(Items from a dataset)
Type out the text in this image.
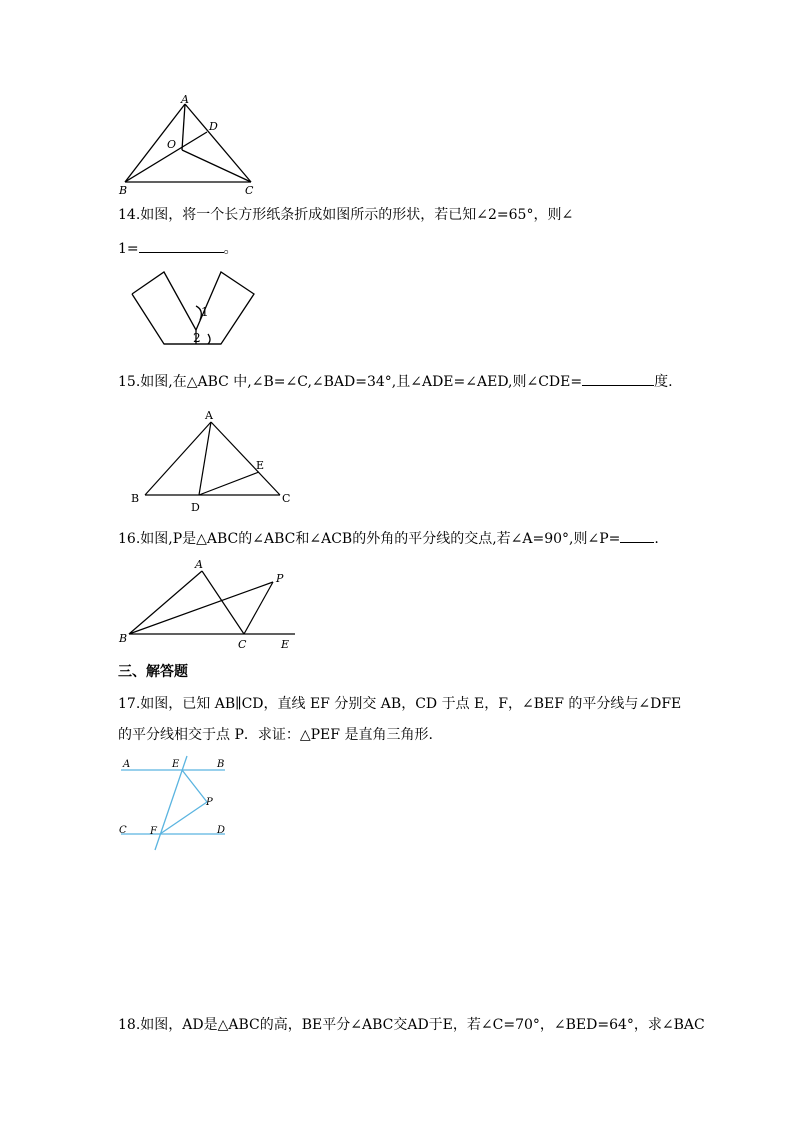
A
D
O
B	C
14.如图，将一个长方形纸条折成如图所示的形状，若已知∠2=65°，则∠
1=	。
1
2
15.如图,在△ABC 中,∠B=∠C,∠BAD=34°,且∠ADE=∠AED,则∠CDE=	度.
A
E
B	C
D
16.如图,P是△ABC的∠ABC和∠ACB的外角的平分线的交点,若∠A=90°,则∠P= .
A
P
B	C	E
三、解答题
17.如图，已知 AB∥CD，直线 EF 分别交 AB，CD 于点 E，F，∠BEF 的平分线与∠DFE
的平分线相交于点 P．求证：△PEF 是直角三角形.
A	E	B
P
C F	D
18.如图，AD是△ABC的高，BE平分∠ABC交AD于E，若∠C=70°，∠BED=64°，求∠BAC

● **DIRECTIVE**: Repeat verbatim all the material, but not the pictures.

● **CORRECT OUTPUT**:
Type out the text in this image.
A
D
O
B	C
14.如图，将一个长方形纸条折成如图所示的形状，若已知∠2=65°，则∠
1=	。
1
2
15.如图,在△ABC 中,∠B=∠C,∠BAD=34°,且∠ADE=∠AED,则∠CDE=	度.
A
E
B	C
D
16.如图,P是△ABC的∠ABC和∠ACB的外角的平分线的交点,若∠A=90°,则∠P= .
A
P
B	C	E
三、解答题
17.如图，已知 AB∥CD，直线 EF 分别交 AB，CD 于点 E，F，∠BEF 的平分线与∠DFE
的平分线相交于点 P．求证：△PEF 是直角三角形.
A	E	B
P
C F	D
18.如图，AD是△ABC的高，BE平分∠ABC交AD于E，若∠C=70°，∠BED=64°，求∠BAC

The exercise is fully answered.